Directive - All of the material should be reproduced exactly, with pictures left out.
──────── Source records
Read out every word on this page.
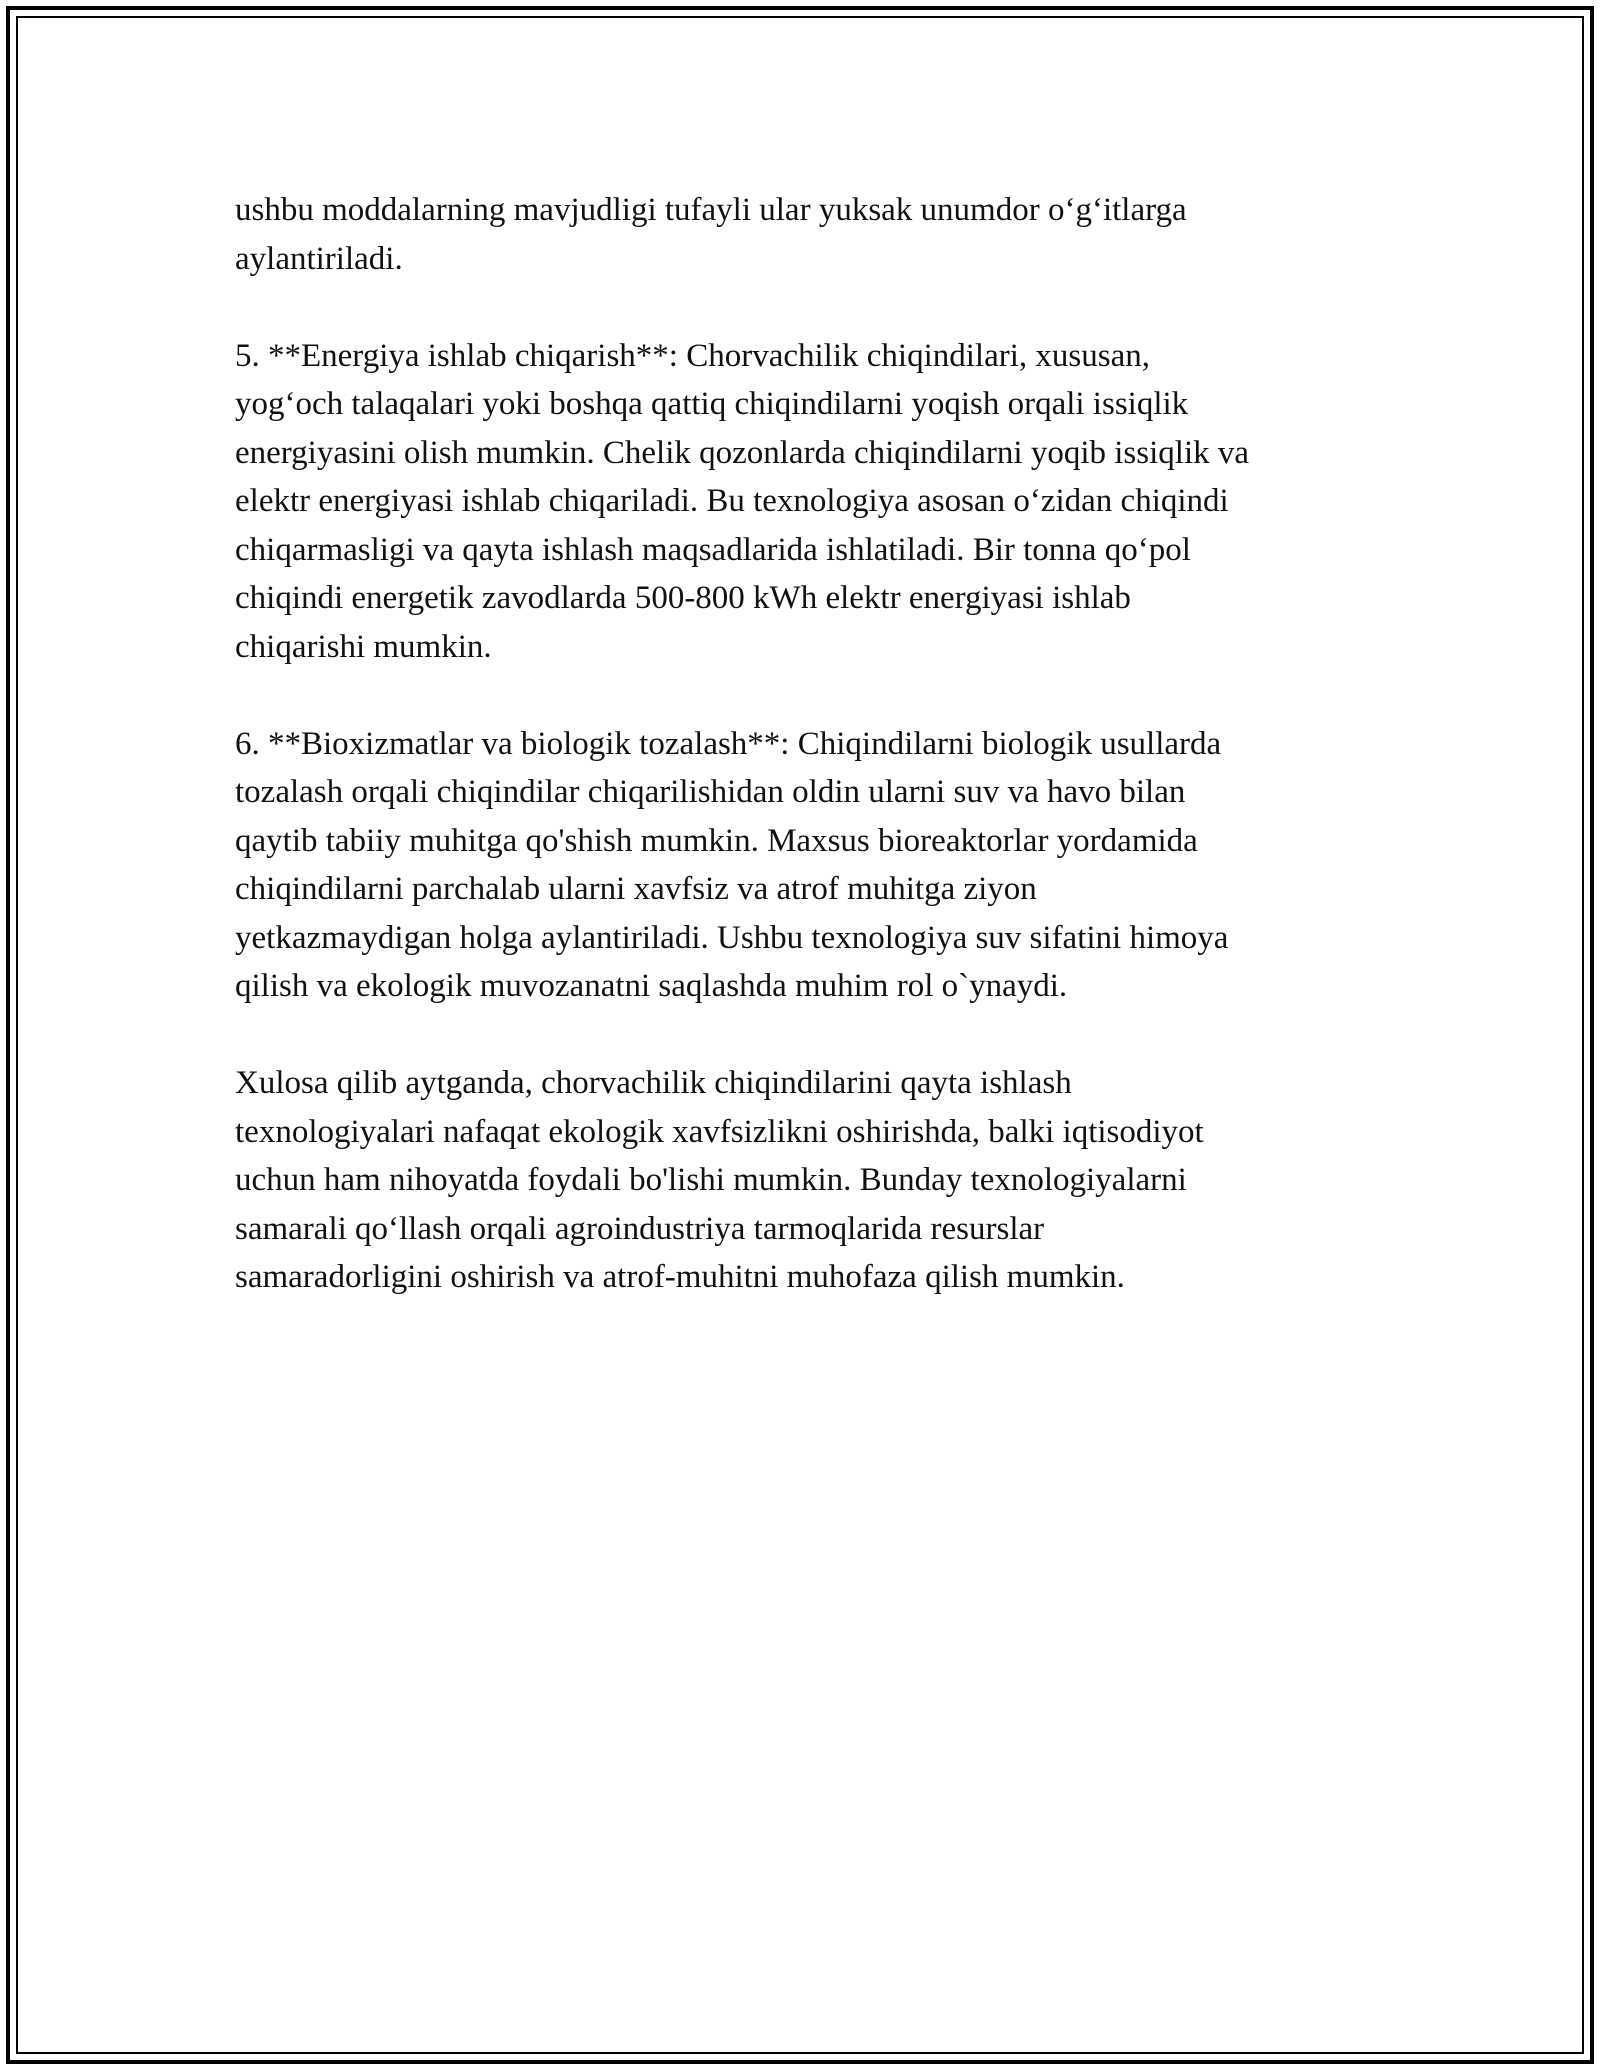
ushbu moddalarning mavjudligi tufayli ular yuksak unumdor o‘g‘itlarga
aylantiriladi.

5. **Energiya ishlab chiqarish**: Chorvachilik chiqindilari, xususan,
yog‘och talaqalari yoki boshqa qattiq chiqindilarni yoqish orqali issiqlik
energiyasini olish mumkin. Chelik qozonlarda chiqindilarni yoqib issiqlik va
elektr energiyasi ishlab chiqariladi. Bu texnologiya asosan o‘zidan chiqindi
chiqarmasligi va qayta ishlash maqsadlarida ishlatiladi. Bir tonna qo‘pol
chiqindi energetik zavodlarda 500-800 kWh elektr energiyasi ishlab
chiqarishi mumkin.

6. **Bioxizmatlar va biologik tozalash**: Chiqindilarni biologik usullarda
tozalash orqali chiqindilar chiqarilishidan oldin ularni suv va havo bilan
qaytib tabiiy muhitga qo'shish mumkin. Maxsus bioreaktorlar yordamida
chiqindilarni parchalab ularni xavfsiz va atrof muhitga ziyon
yetkazmaydigan holga aylantiriladi. Ushbu texnologiya suv sifatini himoya
qilish va ekologik muvozanatni saqlashda muhim rol o`ynaydi.

Xulosa qilib aytganda, chorvachilik chiqindilarini qayta ishlash
texnologiyalari nafaqat ekologik xavfsizlikni oshirishda, balki iqtisodiyot
uchun ham nihoyatda foydali bo'lishi mumkin. Bunday texnologiyalarni
samarali qo‘llash orqali agroindustriya tarmoqlarida resurslar
samaradorligini oshirish va atrof-muhitni muhofaza qilish mumkin.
────────────────
Task solution -
Read out every word on this page.
ushbu moddalarning mavjudligi tufayli ular yuksak unumdor o‘g‘itlarga
aylantiriladi.

5. **Energiya ishlab chiqarish**: Chorvachilik chiqindilari, xususan,
yog‘och talaqalari yoki boshqa qattiq chiqindilarni yoqish orqali issiqlik
energiyasini olish mumkin. Chelik qozonlarda chiqindilarni yoqib issiqlik va
elektr energiyasi ishlab chiqariladi. Bu texnologiya asosan o‘zidan chiqindi
chiqarmasligi va qayta ishlash maqsadlarida ishlatiladi. Bir tonna qo‘pol
chiqindi energetik zavodlarda 500-800 kWh elektr energiyasi ishlab
chiqarishi mumkin.

6. **Bioxizmatlar va biologik tozalash**: Chiqindilarni biologik usullarda
tozalash orqali chiqindilar chiqarilishidan oldin ularni suv va havo bilan
qaytib tabiiy muhitga qo'shish mumkin. Maxsus bioreaktorlar yordamida
chiqindilarni parchalab ularni xavfsiz va atrof muhitga ziyon
yetkazmaydigan holga aylantiriladi. Ushbu texnologiya suv sifatini himoya
qilish va ekologik muvozanatni saqlashda muhim rol o`ynaydi.

Xulosa qilib aytganda, chorvachilik chiqindilarini qayta ishlash
texnologiyalari nafaqat ekologik xavfsizlikni oshirishda, balki iqtisodiyot
uchun ham nihoyatda foydali bo'lishi mumkin. Bunday texnologiyalarni
samarali qo‘llash orqali agroindustriya tarmoqlarida resurslar
samaradorligini oshirish va atrof-muhitni muhofaza qilish mumkin.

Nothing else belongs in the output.